■ **Do this**
Work out the number of lines in the listing that include the string "nums". Reply with that number alone.

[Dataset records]
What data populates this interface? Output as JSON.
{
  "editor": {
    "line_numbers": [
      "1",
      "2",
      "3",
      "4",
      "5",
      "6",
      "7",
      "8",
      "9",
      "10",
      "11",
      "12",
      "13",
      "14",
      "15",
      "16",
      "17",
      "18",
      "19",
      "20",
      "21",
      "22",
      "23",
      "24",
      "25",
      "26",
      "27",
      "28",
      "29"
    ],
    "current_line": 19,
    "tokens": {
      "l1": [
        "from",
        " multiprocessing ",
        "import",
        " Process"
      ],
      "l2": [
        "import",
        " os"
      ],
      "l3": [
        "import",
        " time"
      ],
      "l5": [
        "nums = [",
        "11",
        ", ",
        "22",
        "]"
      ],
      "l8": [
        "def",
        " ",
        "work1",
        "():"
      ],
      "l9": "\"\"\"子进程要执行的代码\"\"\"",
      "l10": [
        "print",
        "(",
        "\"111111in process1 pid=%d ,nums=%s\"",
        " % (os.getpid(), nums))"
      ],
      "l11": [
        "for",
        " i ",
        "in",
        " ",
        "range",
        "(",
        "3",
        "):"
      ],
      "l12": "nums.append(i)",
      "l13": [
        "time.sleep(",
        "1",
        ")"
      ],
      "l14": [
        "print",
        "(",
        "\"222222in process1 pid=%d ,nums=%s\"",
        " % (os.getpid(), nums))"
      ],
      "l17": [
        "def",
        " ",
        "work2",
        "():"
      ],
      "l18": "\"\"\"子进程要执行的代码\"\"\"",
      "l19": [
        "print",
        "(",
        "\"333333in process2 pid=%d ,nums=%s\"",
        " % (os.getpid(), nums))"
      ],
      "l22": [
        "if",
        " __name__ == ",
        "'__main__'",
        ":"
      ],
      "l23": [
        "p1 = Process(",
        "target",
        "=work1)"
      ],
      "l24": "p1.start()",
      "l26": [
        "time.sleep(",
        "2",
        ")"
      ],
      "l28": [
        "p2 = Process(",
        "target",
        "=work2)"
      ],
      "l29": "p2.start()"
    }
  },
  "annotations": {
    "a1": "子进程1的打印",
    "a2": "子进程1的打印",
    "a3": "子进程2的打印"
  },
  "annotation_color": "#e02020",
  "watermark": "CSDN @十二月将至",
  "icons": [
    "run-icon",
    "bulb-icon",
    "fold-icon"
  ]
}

■ **Complete response**
8